CHALLENGE -> Reproduce the following records line for line, without any changes.

-------- LISTED ENTRIES

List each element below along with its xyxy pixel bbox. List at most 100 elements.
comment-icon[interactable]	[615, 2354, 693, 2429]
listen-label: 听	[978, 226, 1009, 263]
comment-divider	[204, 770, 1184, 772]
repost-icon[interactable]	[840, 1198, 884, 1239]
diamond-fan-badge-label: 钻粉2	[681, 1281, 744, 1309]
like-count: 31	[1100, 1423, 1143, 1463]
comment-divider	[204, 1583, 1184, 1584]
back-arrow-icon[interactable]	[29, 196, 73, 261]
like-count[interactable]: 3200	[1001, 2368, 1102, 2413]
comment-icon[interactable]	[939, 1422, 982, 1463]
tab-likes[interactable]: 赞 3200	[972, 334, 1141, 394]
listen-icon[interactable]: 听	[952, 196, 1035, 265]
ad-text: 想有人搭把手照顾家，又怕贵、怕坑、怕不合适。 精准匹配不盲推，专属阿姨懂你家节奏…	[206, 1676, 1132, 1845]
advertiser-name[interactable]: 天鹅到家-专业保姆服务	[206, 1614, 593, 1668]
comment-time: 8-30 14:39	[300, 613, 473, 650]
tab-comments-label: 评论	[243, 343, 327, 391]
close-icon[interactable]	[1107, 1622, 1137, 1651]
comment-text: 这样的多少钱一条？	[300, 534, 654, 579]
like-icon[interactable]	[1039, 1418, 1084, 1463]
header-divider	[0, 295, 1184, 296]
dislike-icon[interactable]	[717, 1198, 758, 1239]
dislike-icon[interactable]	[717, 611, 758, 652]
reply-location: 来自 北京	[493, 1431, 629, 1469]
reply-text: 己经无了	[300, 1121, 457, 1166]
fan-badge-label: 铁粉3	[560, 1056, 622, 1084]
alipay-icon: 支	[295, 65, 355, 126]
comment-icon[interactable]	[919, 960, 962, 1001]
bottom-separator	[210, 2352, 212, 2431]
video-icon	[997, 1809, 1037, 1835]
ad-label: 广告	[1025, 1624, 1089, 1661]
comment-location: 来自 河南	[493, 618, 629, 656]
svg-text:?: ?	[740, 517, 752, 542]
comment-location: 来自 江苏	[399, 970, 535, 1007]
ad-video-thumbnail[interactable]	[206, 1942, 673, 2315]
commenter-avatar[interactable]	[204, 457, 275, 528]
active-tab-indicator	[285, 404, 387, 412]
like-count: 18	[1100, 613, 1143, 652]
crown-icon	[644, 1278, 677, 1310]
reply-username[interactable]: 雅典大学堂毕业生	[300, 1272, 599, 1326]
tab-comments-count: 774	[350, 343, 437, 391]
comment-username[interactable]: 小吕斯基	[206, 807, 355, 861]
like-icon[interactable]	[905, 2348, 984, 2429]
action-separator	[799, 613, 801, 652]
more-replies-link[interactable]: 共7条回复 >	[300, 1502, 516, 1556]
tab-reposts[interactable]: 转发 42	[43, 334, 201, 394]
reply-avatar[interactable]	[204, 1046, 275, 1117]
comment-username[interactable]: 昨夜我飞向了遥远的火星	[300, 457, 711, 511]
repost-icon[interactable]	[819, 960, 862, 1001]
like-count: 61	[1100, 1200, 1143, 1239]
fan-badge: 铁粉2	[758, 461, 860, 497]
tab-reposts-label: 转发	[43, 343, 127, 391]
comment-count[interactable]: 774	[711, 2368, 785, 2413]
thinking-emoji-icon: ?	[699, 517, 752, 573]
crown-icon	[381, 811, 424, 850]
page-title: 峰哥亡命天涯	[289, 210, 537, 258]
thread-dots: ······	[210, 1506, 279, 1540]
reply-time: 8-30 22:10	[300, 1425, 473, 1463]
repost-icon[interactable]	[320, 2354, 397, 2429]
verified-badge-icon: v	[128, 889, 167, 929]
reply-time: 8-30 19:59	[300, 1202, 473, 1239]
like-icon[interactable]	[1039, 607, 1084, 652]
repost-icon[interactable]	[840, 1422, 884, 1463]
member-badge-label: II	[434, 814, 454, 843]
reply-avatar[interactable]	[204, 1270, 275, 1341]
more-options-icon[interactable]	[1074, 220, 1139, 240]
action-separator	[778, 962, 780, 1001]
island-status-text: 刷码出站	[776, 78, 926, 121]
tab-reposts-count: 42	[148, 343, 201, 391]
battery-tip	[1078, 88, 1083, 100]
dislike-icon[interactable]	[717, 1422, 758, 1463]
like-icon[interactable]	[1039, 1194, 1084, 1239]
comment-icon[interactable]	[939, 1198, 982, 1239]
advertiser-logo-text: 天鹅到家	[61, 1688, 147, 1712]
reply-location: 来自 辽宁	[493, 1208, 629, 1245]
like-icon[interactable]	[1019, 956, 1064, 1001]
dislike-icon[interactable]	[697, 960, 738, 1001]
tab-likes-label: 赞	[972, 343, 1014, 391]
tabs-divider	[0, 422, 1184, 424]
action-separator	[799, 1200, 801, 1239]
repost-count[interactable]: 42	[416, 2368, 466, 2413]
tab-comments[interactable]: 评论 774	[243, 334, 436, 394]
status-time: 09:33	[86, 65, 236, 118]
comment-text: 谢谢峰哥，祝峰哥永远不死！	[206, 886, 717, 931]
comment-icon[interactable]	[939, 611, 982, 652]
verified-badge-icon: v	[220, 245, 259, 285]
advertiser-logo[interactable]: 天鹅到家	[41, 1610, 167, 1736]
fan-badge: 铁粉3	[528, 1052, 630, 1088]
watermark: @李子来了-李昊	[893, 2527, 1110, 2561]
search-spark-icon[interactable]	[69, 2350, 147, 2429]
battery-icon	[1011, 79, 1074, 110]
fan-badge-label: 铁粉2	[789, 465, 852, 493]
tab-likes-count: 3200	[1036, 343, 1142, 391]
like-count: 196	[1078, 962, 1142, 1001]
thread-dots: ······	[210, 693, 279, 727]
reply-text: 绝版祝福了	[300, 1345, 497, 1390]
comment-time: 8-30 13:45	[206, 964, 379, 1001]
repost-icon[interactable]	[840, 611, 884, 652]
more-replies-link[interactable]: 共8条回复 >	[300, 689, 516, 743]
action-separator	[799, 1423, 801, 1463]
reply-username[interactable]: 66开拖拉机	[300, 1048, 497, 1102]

----------------

EXERCISE SOLUTION ->
List each element below along with its xyxy pixel bbox. List at most 100 elements.
comment-icon[interactable]	[615, 2354, 693, 2429]
listen-label: 听	[978, 226, 1009, 263]
comment-divider	[204, 770, 1184, 772]
repost-icon[interactable]	[840, 1198, 884, 1239]
diamond-fan-badge-label: 钻粉2	[681, 1281, 744, 1309]
like-count: 31	[1100, 1423, 1143, 1463]
comment-divider	[204, 1583, 1184, 1584]
back-arrow-icon[interactable]	[29, 196, 73, 261]
like-count[interactable]: 3200	[1001, 2368, 1102, 2413]
comment-icon[interactable]	[939, 1422, 982, 1463]
tab-likes[interactable]: 赞 3200	[972, 334, 1141, 394]
listen-icon[interactable]: 听	[952, 196, 1035, 265]
ad-text: 想有人搭把手照顾家，又怕贵、怕坑、怕不合适。 精准匹配不盲推，专属阿姨懂你家节奏…	[206, 1676, 1132, 1845]
advertiser-name[interactable]: 天鹅到家-专业保姆服务	[206, 1614, 593, 1668]
comment-time: 8-30 14:39	[300, 613, 473, 650]
tab-comments-label: 评论	[243, 343, 327, 391]
close-icon[interactable]	[1107, 1622, 1137, 1651]
comment-text: 这样的多少钱一条？	[300, 534, 654, 579]
like-icon[interactable]	[1039, 1418, 1084, 1463]
header-divider	[0, 295, 1184, 296]
dislike-icon[interactable]	[717, 1198, 758, 1239]
dislike-icon[interactable]	[717, 611, 758, 652]
reply-location: 来自 北京	[493, 1431, 629, 1469]
reply-text: 己经无了	[300, 1121, 457, 1166]
fan-badge-label: 铁粉3	[560, 1056, 622, 1084]
alipay-icon: 支	[295, 65, 355, 126]
comment-icon[interactable]	[919, 960, 962, 1001]
bottom-separator	[210, 2352, 212, 2431]
video-icon	[997, 1809, 1037, 1835]
ad-label: 广告	[1025, 1624, 1089, 1661]
comment-location: 来自 河南	[493, 618, 629, 656]
svg-text:?: ?	[740, 517, 752, 542]
comment-location: 来自 江苏	[399, 970, 535, 1007]
ad-video-thumbnail[interactable]	[206, 1942, 673, 2315]
commenter-avatar[interactable]	[204, 457, 275, 528]
active-tab-indicator	[285, 404, 387, 412]
like-count: 18	[1100, 613, 1143, 652]
crown-icon	[644, 1278, 677, 1310]
reply-username[interactable]: 雅典大学堂毕业生	[300, 1272, 599, 1326]
tab-comments-count: 774	[350, 343, 437, 391]
comment-username[interactable]: 小吕斯基	[206, 807, 355, 861]
like-icon[interactable]	[905, 2348, 984, 2429]
action-separator	[799, 613, 801, 652]
more-replies-link[interactable]: 共7条回复 >	[300, 1502, 516, 1556]
tab-reposts[interactable]: 转发 42	[43, 334, 201, 394]
reply-avatar[interactable]	[204, 1046, 275, 1117]
comment-username[interactable]: 昨夜我飞向了遥远的火星	[300, 457, 711, 511]
repost-icon[interactable]	[819, 960, 862, 1001]
like-count: 61	[1100, 1200, 1143, 1239]
fan-badge: 铁粉2	[758, 461, 860, 497]
tab-reposts-label: 转发	[43, 343, 127, 391]
comment-count[interactable]: 774	[711, 2368, 785, 2413]
thinking-emoji-icon: ?	[699, 517, 752, 573]
crown-icon	[381, 811, 424, 850]
page-title: 峰哥亡命天涯	[289, 210, 537, 258]
thread-dots: ······	[210, 1506, 279, 1540]
reply-time: 8-30 22:10	[300, 1425, 473, 1463]
repost-icon[interactable]	[320, 2354, 397, 2429]
verified-badge-icon: v	[128, 889, 167, 929]
reply-time: 8-30 19:59	[300, 1202, 473, 1239]
like-icon[interactable]	[1039, 607, 1084, 652]
repost-icon[interactable]	[840, 1422, 884, 1463]
member-badge-label: II	[434, 814, 454, 843]
reply-avatar[interactable]	[204, 1270, 275, 1341]
more-options-icon[interactable]	[1074, 220, 1139, 240]
action-separator	[778, 962, 780, 1001]
island-status-text: 刷码出站	[776, 78, 926, 121]
tab-reposts-count: 42	[148, 343, 201, 391]
battery-tip	[1078, 88, 1083, 100]
dislike-icon[interactable]	[717, 1422, 758, 1463]
like-icon[interactable]	[1039, 1194, 1084, 1239]
comment-icon[interactable]	[939, 1198, 982, 1239]
advertiser-logo-text: 天鹅到家	[61, 1688, 147, 1712]
reply-location: 来自 辽宁	[493, 1208, 629, 1245]
like-icon[interactable]	[1019, 956, 1064, 1001]
dislike-icon[interactable]	[697, 960, 738, 1001]
tab-likes-label: 赞	[972, 343, 1014, 391]
tabs-divider	[0, 422, 1184, 424]
action-separator	[799, 1200, 801, 1239]
repost-count[interactable]: 42	[416, 2368, 466, 2413]
tab-comments[interactable]: 评论 774	[243, 334, 436, 394]
status-time: 09:33	[86, 65, 236, 118]
comment-text: 谢谢峰哥，祝峰哥永远不死！	[206, 886, 717, 931]
comment-icon[interactable]	[939, 611, 982, 652]
verified-badge-icon: v	[220, 245, 259, 285]
advertiser-logo[interactable]: 天鹅到家	[41, 1610, 167, 1736]
fan-badge: 铁粉3	[528, 1052, 630, 1088]
watermark: @李子来了-李昊	[893, 2527, 1110, 2561]
search-spark-icon[interactable]	[69, 2350, 147, 2429]
battery-icon	[1011, 79, 1074, 110]
fan-badge-label: 铁粉2	[789, 465, 852, 493]
tab-likes-count: 3200	[1036, 343, 1142, 391]
like-count: 196	[1078, 962, 1142, 1001]
thread-dots: ······	[210, 693, 279, 727]
reply-text: 绝版祝福了	[300, 1345, 497, 1390]
comment-time: 8-30 13:45	[206, 964, 379, 1001]
repost-icon[interactable]	[840, 611, 884, 652]
more-replies-link[interactable]: 共8条回复 >	[300, 689, 516, 743]
action-separator	[799, 1423, 801, 1463]
reply-username[interactable]: 66开拖拉机	[300, 1048, 497, 1102]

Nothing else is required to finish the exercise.